▶ [THE TASK]:
It is required that all of the data be written out exactly.

▶ [EXERCISE DATA]:
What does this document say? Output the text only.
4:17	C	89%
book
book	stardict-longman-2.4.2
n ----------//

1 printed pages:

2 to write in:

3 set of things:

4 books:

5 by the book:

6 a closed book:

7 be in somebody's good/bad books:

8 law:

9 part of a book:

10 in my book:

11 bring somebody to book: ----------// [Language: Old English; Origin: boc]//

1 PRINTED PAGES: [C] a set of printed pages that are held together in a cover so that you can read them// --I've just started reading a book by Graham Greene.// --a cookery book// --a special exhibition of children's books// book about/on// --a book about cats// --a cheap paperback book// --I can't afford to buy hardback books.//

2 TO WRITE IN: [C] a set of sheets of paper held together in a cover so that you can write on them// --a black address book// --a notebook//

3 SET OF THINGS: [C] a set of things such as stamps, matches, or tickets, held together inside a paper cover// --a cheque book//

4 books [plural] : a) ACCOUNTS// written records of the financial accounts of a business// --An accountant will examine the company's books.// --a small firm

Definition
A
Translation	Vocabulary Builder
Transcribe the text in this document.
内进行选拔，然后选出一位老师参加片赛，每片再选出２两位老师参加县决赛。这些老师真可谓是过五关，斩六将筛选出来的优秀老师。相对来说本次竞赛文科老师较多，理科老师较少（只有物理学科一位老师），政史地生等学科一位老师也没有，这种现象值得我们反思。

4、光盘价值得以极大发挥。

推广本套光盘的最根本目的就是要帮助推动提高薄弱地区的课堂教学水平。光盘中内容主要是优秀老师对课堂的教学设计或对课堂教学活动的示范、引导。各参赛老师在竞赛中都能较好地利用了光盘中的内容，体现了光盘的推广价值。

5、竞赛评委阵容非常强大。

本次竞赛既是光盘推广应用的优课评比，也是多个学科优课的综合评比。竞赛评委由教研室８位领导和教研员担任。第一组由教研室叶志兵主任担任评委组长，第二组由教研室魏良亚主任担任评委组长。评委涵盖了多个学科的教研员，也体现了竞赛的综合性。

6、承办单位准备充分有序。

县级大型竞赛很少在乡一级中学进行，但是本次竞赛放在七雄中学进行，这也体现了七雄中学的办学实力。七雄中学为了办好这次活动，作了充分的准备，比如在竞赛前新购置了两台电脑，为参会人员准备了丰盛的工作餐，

▶ [TASK RESPONSE]:
What does this document say? Output the text only.
4:17	C	89%
book
book	stardict-longman-2.4.2
n ----------//

1 printed pages:

2 to write in:

3 set of things:

4 books:

5 by the book:

6 a closed book:

7 be in somebody's good/bad books:

8 law:

9 part of a book:

10 in my book:

11 bring somebody to book: ----------// [Language: Old English; Origin: boc]//

1 PRINTED PAGES: [C] a set of printed pages that are held together in a cover so that you can read them// --I've just started reading a book by Graham Greene.// --a cookery book// --a special exhibition of children's books// book about/on// --a book about cats// --a cheap paperback book// --I can't afford to buy hardback books.//

2 TO WRITE IN: [C] a set of sheets of paper held together in a cover so that you can write on them// --a black address book// --a notebook//

3 SET OF THINGS: [C] a set of things such as stamps, matches, or tickets, held together inside a paper cover// --a cheque book//

4 books [plural] : a) ACCOUNTS// written records of the financial accounts of a business// --An accountant will examine the company's books.// --a small firm

Definition
A
Translation	Vocabulary Builder
Transcribe the text in this document.
内进行选拔，然后选出一位老师参加片赛，每片再选出２两位老师参加县决赛。这些老师真可谓是过五关，斩六将筛选出来的优秀老师。相对来说本次竞赛文科老师较多，理科老师较少（只有物理学科一位老师），政史地生等学科一位老师也没有，这种现象值得我们反思。

4、光盘价值得以极大发挥。

推广本套光盘的最根本目的就是要帮助推动提高薄弱地区的课堂教学水平。光盘中内容主要是优秀老师对课堂的教学设计或对课堂教学活动的示范、引导。各参赛老师在竞赛中都能较好地利用了光盘中的内容，体现了光盘的推广价值。

5、竞赛评委阵容非常强大。

本次竞赛既是光盘推广应用的优课评比，也是多个学科优课的综合评比。竞赛评委由教研室８位领导和教研员担任。第一组由教研室叶志兵主任担任评委组长，第二组由教研室魏良亚主任担任评委组长。评委涵盖了多个学科的教研员，也体现了竞赛的综合性。

6、承办单位准备充分有序。

县级大型竞赛很少在乡一级中学进行，但是本次竞赛放在七雄中学进行，这也体现了七雄中学的办学实力。七雄中学为了办好这次活动，作了充分的准备，比如在竞赛前新购置了两台电脑，为参会人员准备了丰盛的工作餐，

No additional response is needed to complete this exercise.